##### Data lines
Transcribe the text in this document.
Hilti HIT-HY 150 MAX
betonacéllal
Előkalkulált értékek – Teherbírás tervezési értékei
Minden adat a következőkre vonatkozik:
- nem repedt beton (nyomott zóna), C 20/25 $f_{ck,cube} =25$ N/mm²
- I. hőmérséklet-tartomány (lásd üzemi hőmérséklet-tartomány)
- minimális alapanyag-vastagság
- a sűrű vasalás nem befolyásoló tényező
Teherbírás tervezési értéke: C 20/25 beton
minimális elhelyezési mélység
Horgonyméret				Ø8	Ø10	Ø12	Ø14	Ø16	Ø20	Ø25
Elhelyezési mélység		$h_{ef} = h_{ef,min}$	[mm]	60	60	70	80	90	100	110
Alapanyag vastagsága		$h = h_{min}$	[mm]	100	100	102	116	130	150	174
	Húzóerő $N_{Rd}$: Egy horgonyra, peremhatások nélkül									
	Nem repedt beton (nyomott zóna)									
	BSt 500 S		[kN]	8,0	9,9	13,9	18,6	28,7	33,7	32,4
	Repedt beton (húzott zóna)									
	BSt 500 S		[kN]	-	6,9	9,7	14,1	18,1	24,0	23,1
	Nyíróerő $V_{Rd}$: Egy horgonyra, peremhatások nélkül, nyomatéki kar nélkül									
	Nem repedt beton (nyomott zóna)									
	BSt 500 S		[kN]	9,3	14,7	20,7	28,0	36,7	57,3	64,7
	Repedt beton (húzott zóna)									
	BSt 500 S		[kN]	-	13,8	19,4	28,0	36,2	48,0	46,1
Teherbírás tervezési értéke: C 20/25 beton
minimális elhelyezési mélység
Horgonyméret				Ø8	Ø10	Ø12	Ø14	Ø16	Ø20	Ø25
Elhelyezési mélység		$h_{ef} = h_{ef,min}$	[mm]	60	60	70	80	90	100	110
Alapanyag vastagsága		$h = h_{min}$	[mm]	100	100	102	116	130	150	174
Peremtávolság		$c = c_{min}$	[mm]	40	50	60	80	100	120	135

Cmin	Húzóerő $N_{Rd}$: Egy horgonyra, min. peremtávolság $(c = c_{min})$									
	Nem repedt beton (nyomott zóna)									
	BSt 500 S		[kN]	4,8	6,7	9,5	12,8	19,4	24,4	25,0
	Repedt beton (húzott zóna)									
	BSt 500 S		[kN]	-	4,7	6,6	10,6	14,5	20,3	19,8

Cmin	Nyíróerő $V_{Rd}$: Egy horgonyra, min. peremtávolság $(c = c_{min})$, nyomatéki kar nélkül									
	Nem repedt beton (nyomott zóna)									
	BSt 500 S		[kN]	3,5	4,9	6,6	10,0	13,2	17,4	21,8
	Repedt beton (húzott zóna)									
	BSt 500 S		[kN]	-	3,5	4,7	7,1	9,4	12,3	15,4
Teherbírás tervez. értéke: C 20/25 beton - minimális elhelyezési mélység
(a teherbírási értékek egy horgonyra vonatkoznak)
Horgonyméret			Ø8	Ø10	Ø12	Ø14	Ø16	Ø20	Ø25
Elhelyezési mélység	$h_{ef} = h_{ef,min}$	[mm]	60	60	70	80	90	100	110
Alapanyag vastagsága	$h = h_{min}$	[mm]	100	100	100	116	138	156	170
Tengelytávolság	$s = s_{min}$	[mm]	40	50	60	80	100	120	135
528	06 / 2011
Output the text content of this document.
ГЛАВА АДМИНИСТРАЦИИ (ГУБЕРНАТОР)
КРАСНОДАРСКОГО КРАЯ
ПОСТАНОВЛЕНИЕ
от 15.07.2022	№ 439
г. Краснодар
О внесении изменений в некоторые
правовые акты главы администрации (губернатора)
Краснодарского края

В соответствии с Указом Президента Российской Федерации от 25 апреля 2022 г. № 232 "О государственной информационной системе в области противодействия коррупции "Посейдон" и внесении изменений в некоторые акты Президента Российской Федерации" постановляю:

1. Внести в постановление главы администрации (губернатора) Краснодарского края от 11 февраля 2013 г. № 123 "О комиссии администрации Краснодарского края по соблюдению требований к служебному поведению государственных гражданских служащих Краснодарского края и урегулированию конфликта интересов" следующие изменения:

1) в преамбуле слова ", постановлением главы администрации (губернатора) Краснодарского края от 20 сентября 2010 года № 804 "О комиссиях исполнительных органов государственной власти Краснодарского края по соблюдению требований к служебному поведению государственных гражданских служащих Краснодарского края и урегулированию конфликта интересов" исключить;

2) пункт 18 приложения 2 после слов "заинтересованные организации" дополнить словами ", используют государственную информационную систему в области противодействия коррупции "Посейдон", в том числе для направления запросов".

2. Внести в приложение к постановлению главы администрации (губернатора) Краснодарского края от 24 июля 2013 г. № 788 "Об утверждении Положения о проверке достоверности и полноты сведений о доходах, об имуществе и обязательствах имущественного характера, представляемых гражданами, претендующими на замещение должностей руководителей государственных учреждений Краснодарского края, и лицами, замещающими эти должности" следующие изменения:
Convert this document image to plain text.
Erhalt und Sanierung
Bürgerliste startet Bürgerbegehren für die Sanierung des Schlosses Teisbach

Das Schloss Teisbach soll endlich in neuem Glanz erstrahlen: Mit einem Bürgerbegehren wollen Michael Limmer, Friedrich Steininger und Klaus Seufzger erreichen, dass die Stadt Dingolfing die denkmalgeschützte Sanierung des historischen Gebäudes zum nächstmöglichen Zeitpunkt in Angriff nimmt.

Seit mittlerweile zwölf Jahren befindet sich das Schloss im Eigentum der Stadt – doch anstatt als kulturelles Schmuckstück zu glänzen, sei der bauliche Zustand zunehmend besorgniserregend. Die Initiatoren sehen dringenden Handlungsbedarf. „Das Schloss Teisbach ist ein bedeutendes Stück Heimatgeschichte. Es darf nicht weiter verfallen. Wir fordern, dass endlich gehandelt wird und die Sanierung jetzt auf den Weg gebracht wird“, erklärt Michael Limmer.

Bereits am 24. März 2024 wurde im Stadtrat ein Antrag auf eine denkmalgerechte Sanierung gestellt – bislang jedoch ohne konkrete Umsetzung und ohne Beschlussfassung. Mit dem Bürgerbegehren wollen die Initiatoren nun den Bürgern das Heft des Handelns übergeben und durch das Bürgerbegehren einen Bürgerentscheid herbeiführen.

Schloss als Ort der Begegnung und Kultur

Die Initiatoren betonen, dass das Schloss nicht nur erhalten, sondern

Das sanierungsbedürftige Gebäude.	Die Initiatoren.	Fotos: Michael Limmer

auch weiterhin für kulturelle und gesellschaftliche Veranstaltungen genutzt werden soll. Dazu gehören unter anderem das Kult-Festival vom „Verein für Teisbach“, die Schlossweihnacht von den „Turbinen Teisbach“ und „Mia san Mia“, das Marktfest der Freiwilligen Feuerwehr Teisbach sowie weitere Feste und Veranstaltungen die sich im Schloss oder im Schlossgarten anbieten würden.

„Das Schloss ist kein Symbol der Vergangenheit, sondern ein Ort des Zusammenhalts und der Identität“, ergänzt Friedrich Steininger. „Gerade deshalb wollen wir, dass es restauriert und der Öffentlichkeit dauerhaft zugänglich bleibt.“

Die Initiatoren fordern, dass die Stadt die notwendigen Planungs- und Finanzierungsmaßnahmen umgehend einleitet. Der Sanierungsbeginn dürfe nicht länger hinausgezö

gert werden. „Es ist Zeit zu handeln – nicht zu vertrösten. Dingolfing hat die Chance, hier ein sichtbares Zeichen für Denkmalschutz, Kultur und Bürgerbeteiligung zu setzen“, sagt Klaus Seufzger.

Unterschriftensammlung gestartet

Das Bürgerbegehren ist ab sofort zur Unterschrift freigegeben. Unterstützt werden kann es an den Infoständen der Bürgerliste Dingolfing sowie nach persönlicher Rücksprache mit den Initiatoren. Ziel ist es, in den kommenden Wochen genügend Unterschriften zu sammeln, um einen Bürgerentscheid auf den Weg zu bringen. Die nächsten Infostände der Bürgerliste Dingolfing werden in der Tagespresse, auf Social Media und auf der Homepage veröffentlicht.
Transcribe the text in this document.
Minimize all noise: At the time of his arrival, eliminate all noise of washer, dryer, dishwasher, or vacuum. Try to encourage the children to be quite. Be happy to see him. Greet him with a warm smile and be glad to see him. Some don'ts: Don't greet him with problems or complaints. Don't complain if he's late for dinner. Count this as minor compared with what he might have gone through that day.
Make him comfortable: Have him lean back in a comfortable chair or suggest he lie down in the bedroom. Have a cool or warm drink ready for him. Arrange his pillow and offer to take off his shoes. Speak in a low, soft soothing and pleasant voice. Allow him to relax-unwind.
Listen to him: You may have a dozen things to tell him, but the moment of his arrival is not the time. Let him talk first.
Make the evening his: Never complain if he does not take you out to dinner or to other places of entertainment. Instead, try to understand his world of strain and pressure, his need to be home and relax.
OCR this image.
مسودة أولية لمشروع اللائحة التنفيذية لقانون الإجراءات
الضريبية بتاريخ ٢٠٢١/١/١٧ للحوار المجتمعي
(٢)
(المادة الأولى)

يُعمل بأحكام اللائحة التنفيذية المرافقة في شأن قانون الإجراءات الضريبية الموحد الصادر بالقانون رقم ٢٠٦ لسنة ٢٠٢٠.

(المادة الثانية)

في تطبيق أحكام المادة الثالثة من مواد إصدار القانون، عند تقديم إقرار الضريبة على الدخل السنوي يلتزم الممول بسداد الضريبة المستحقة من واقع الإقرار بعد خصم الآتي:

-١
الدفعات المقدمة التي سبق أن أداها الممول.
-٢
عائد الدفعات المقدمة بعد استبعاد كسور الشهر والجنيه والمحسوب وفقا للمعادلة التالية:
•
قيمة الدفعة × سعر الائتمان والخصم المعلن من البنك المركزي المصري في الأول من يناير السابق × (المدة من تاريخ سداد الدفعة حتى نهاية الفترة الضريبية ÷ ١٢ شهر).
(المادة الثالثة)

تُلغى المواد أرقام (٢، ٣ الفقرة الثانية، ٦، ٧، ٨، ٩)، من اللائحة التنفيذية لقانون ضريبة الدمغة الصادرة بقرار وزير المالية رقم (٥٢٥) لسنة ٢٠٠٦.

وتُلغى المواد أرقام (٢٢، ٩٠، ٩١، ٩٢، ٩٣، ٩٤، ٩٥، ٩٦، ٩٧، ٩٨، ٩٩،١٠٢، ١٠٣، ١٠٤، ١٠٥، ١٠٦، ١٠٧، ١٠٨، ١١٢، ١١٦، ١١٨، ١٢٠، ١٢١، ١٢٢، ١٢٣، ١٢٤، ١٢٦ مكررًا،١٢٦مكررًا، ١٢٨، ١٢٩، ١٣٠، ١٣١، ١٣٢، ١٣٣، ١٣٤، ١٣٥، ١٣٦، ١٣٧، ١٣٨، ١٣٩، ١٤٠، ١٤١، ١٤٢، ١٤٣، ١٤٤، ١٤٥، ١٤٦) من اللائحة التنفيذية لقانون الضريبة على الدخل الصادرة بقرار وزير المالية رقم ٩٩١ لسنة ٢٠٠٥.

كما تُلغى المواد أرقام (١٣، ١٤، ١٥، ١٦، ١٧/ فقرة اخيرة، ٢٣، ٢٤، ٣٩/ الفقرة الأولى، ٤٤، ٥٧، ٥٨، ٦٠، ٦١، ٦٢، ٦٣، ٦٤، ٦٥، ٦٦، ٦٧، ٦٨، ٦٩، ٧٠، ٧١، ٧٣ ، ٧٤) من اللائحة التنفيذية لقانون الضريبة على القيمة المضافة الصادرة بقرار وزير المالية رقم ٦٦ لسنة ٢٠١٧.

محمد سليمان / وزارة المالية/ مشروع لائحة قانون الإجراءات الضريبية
##########
_To be done_
Check each line in the listing above for the string "الثانية", then report how many lines contain it, with no other text.

_Exercise response_
2